Exercise task:
Can you rewrite everything from "List UI elements" down to "crew-capacity: Scullion (453, 316, 511, 330)" with "crew-surname" changed to "crew-lastname" and nothing else altered, leaving the pictures out?

Records:
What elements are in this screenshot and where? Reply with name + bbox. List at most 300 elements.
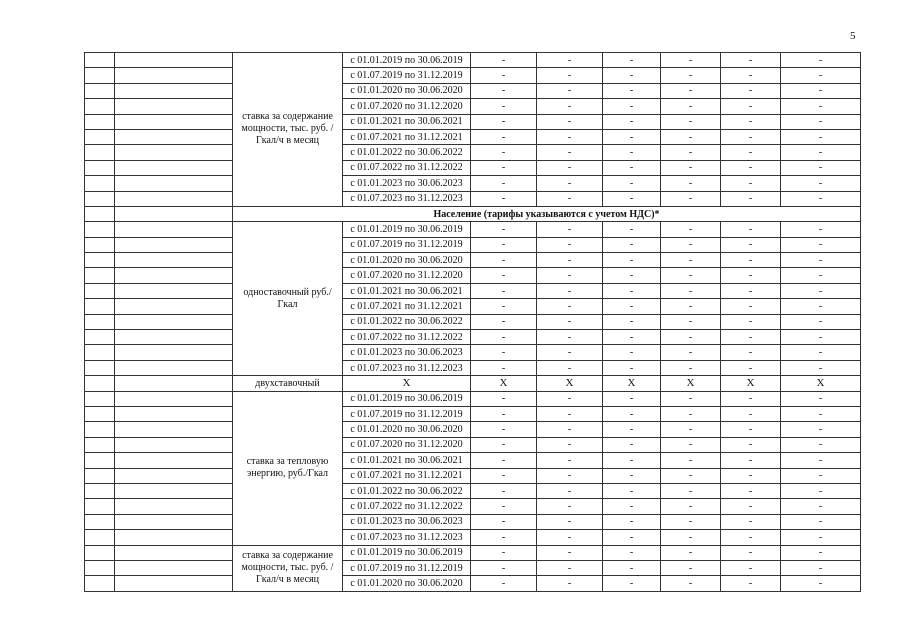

...

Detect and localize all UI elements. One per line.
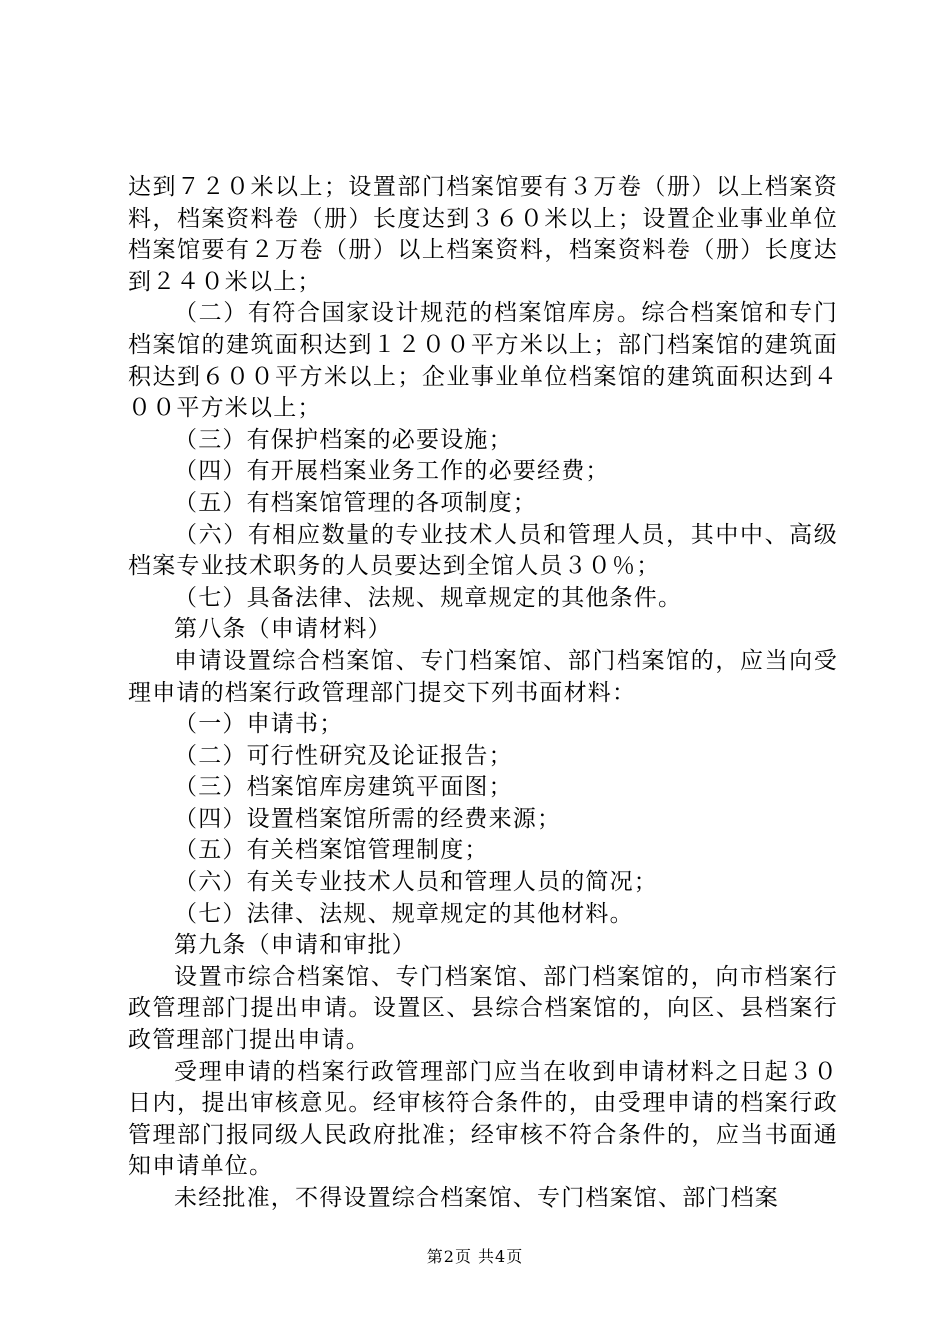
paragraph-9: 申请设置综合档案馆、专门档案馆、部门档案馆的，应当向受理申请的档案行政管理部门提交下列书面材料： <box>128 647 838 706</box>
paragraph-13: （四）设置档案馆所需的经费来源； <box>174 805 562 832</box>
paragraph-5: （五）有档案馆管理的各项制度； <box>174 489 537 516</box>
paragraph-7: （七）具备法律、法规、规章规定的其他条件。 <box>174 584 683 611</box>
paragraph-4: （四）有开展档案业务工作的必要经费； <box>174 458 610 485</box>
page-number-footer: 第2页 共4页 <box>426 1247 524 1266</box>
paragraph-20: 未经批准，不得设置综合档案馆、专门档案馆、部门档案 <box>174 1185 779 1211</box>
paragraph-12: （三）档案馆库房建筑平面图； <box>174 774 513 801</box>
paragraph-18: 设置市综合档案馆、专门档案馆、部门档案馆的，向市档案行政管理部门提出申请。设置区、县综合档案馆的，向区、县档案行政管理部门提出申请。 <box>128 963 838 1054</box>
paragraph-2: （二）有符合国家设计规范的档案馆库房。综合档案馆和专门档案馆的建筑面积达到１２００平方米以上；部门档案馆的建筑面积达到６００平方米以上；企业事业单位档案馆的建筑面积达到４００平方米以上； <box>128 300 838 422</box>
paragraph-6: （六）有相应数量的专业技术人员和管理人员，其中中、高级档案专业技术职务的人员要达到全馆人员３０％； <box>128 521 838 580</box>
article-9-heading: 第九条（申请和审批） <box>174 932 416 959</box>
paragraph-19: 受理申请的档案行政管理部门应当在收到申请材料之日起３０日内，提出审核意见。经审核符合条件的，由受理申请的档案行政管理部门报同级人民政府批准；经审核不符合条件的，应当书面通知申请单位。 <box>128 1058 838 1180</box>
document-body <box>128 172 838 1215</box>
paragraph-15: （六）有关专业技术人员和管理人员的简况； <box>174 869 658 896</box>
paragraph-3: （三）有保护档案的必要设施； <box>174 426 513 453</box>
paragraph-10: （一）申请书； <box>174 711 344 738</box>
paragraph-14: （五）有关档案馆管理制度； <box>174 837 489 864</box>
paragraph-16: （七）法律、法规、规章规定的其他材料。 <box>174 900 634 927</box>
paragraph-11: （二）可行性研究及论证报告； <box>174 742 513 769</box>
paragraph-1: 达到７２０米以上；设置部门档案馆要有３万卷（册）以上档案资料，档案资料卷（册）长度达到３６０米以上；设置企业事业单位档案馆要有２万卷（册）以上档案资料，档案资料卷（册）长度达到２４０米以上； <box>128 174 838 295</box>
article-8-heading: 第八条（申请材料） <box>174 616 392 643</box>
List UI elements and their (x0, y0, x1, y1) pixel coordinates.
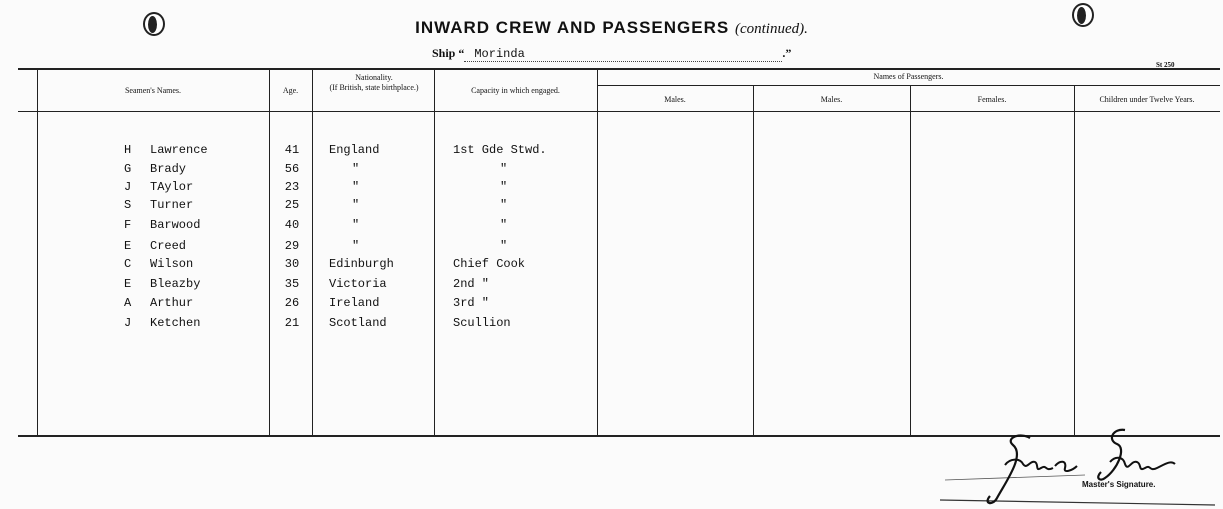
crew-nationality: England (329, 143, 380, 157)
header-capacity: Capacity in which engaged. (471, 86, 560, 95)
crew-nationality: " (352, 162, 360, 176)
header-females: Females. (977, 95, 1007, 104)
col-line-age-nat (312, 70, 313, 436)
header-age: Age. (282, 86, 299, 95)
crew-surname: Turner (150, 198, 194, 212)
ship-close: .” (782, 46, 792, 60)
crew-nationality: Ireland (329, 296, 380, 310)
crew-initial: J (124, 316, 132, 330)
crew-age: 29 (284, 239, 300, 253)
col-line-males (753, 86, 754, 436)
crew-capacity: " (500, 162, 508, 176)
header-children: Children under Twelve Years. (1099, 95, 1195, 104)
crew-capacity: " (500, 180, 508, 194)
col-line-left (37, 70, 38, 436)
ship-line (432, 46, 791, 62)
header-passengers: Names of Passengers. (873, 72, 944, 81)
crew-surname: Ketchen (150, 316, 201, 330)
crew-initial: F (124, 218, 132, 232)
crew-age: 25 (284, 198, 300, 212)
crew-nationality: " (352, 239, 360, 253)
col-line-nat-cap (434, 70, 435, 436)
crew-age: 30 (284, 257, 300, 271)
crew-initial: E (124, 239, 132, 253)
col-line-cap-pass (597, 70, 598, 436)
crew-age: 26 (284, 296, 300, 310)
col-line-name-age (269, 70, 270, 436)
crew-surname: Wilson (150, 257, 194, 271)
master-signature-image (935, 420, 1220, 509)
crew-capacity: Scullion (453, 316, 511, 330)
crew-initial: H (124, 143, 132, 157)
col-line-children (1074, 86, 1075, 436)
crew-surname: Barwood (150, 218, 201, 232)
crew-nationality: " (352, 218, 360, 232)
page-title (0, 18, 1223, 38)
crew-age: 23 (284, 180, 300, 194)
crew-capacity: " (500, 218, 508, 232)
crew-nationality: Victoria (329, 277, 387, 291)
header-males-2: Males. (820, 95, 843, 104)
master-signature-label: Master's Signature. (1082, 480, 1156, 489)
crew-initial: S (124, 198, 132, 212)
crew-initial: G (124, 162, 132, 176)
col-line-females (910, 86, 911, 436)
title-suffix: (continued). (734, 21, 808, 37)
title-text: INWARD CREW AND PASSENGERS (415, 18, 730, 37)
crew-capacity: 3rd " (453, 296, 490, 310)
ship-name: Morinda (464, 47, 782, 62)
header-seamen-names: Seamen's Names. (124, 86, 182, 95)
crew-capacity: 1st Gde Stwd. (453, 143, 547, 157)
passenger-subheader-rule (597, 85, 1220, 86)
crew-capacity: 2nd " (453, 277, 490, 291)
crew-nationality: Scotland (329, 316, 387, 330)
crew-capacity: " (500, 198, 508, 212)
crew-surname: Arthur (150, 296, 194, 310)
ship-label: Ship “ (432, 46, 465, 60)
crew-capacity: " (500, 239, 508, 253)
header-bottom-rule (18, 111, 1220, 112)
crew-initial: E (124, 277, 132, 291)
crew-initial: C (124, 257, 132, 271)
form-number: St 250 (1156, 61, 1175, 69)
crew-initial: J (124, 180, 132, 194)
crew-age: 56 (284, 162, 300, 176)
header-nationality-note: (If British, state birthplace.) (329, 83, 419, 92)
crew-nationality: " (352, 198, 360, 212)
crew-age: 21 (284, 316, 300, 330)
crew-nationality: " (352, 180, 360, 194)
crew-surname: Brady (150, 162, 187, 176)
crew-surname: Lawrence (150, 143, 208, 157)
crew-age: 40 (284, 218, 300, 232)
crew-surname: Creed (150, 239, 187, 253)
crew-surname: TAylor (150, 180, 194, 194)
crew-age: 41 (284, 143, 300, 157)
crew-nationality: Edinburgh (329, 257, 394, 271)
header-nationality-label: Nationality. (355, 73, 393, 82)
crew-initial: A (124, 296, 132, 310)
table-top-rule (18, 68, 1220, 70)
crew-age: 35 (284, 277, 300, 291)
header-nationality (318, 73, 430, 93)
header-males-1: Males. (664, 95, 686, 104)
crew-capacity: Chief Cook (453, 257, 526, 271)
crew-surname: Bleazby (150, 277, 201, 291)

--

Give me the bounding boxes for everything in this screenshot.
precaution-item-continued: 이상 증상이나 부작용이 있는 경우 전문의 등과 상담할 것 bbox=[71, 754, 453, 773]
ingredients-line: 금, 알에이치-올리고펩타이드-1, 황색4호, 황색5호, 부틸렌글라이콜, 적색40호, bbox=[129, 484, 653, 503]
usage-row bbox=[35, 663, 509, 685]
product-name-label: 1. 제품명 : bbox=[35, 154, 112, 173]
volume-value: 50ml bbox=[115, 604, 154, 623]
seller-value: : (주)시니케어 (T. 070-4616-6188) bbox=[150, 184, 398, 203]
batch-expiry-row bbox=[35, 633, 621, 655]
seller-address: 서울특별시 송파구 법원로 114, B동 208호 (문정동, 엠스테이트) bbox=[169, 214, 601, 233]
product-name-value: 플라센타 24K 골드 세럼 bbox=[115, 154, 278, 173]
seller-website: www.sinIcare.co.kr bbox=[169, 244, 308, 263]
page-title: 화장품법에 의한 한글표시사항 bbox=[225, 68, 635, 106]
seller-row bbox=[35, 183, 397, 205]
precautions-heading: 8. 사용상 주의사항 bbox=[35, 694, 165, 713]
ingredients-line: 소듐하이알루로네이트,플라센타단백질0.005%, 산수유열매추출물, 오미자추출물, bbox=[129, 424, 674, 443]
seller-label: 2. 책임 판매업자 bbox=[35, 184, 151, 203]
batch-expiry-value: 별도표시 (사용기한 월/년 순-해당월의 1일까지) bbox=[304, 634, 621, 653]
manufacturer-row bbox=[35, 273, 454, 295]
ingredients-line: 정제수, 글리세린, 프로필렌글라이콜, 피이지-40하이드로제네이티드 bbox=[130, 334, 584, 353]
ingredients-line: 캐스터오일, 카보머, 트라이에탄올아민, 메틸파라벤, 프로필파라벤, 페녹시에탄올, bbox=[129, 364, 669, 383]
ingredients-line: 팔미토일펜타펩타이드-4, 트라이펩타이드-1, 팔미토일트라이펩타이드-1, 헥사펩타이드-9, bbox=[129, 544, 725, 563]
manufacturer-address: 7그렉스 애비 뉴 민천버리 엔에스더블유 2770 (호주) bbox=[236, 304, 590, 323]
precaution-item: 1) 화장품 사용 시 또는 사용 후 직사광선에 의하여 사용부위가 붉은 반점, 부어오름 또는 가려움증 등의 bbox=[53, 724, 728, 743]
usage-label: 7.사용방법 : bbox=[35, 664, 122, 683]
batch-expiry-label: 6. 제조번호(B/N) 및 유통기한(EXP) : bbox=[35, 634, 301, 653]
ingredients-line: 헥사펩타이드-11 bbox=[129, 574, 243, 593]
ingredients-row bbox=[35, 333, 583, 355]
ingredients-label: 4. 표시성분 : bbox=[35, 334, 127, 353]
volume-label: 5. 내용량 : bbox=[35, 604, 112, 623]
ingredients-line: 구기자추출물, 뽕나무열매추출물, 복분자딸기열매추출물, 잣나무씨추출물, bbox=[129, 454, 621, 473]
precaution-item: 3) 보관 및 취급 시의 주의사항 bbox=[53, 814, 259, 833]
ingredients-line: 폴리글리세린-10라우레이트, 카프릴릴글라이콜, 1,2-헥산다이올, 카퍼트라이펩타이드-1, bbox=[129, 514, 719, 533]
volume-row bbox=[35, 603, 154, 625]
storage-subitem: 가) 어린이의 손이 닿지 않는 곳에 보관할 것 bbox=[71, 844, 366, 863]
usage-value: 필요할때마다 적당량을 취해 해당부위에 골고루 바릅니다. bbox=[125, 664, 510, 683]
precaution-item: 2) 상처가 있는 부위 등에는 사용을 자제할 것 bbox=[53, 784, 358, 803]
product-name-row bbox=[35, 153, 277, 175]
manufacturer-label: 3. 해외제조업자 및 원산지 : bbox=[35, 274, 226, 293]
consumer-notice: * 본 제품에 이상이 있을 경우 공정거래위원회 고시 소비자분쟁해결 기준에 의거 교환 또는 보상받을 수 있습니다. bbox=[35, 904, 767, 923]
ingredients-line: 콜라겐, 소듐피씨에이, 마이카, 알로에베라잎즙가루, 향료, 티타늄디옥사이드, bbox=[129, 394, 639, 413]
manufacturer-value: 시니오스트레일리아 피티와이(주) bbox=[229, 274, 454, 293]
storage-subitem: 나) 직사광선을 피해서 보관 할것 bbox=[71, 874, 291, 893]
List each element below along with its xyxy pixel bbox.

Exercise output:
List UI elements and their (x0, y0, x1, y1) pixel coordinates.
crew-nationality: England (329, 143, 380, 157)
header-capacity: Capacity in which engaged. (471, 86, 560, 95)
crew-nationality: " (352, 162, 360, 176)
header-females: Females. (977, 95, 1007, 104)
col-line-age-nat (312, 70, 313, 436)
header-age: Age. (282, 86, 299, 95)
crew-lastname: Turner (150, 198, 194, 212)
ship-close: .” (782, 46, 792, 60)
crew-nationality: Ireland (329, 296, 380, 310)
crew-initial: J (124, 316, 132, 330)
crew-age: 29 (284, 239, 300, 253)
col-line-males (753, 86, 754, 436)
crew-capacity: " (500, 162, 508, 176)
header-children: Children under Twelve Years. (1099, 95, 1195, 104)
crew-capacity: " (500, 180, 508, 194)
col-line-left (37, 70, 38, 436)
ship-line (432, 46, 791, 62)
header-passengers: Names of Passengers. (873, 72, 944, 81)
crew-lastname: Ketchen (150, 316, 201, 330)
crew-initial: F (124, 218, 132, 232)
crew-age: 25 (284, 198, 300, 212)
crew-nationality: " (352, 239, 360, 253)
col-line-nat-cap (434, 70, 435, 436)
crew-age: 30 (284, 257, 300, 271)
crew-initial: E (124, 239, 132, 253)
col-line-cap-pass (597, 70, 598, 436)
crew-age: 26 (284, 296, 300, 310)
col-line-name-age (269, 70, 270, 436)
crew-lastname: Wilson (150, 257, 194, 271)
master-signature-image (935, 420, 1220, 509)
crew-capacity: Scullion (453, 316, 511, 330)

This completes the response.